• **TASK TO COMPLETE**
Reproduce the records below exactly, leaving out any pictures.

* START *

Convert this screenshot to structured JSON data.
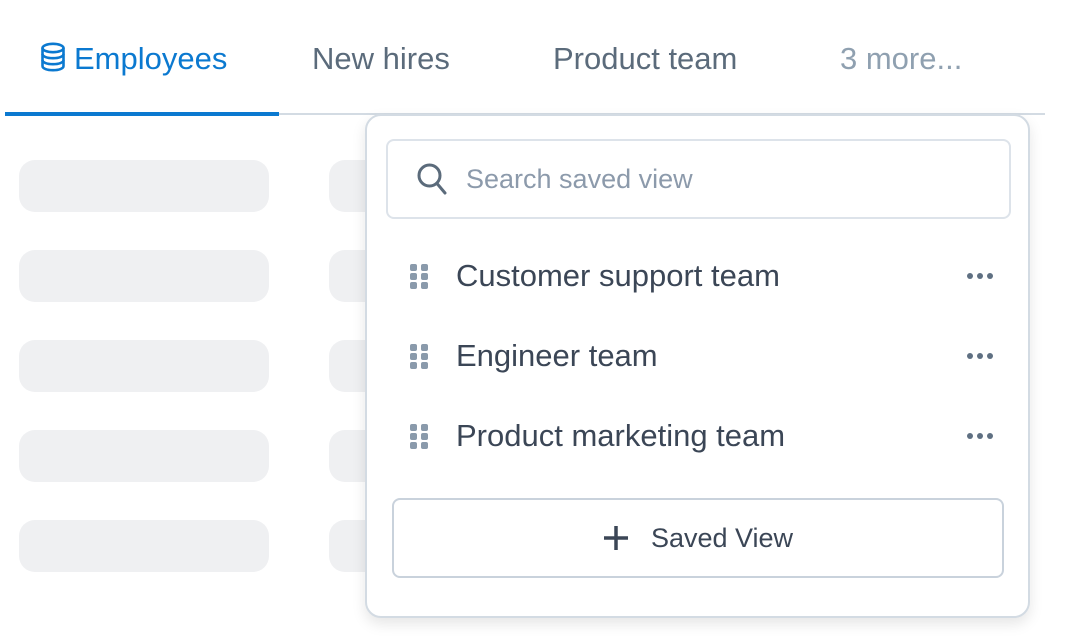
{
  "tabs": [
    {
      "label": "Employees",
      "icon": "database-icon",
      "active": true
    },
    {
      "label": "New hires",
      "active": false
    },
    {
      "label": "Product team",
      "active": false
    },
    {
      "label": "3 more...",
      "active": false
    }
  ],
  "colors": {
    "accent": "#0b79d0",
    "tab_text": "#5b6b7b",
    "tab_more_text": "#8fa0b0",
    "skeleton": "#eff0f2",
    "item_text": "#3b4656",
    "icon_muted": "#8a9aab"
  },
  "saved_views_popover": {
    "search": {
      "placeholder": "Search saved view",
      "value": "",
      "icon": "search-icon"
    },
    "items": [
      {
        "label": "Customer support team",
        "handle_icon": "drag-handle-icon",
        "menu_icon": "more-horizontal-icon"
      },
      {
        "label": "Engineer team",
        "handle_icon": "drag-handle-icon",
        "menu_icon": "more-horizontal-icon"
      },
      {
        "label": "Product marketing team",
        "handle_icon": "drag-handle-icon",
        "menu_icon": "more-horizontal-icon"
      }
    ],
    "add_button": {
      "label": "Saved View",
      "icon": "plus-icon"
    }
  }
}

* END *

• **THE RESPONSE**
Convert this screenshot to structured JSON data.
{
  "tabs": [
    {
      "label": "Employees",
      "icon": "database-icon",
      "active": true
    },
    {
      "label": "New hires",
      "active": false
    },
    {
      "label": "Product team",
      "active": false
    },
    {
      "label": "3 more...",
      "active": false
    }
  ],
  "colors": {
    "accent": "#0b79d0",
    "tab_text": "#5b6b7b",
    "tab_more_text": "#8fa0b0",
    "skeleton": "#eff0f2",
    "item_text": "#3b4656",
    "icon_muted": "#8a9aab"
  },
  "saved_views_popover": {
    "search": {
      "placeholder": "Search saved view",
      "value": "",
      "icon": "search-icon"
    },
    "items": [
      {
        "label": "Customer support team",
        "handle_icon": "drag-handle-icon",
        "menu_icon": "more-horizontal-icon"
      },
      {
        "label": "Engineer team",
        "handle_icon": "drag-handle-icon",
        "menu_icon": "more-horizontal-icon"
      },
      {
        "label": "Product marketing team",
        "handle_icon": "drag-handle-icon",
        "menu_icon": "more-horizontal-icon"
      }
    ],
    "add_button": {
      "label": "Saved View",
      "icon": "plus-icon"
    }
  }
}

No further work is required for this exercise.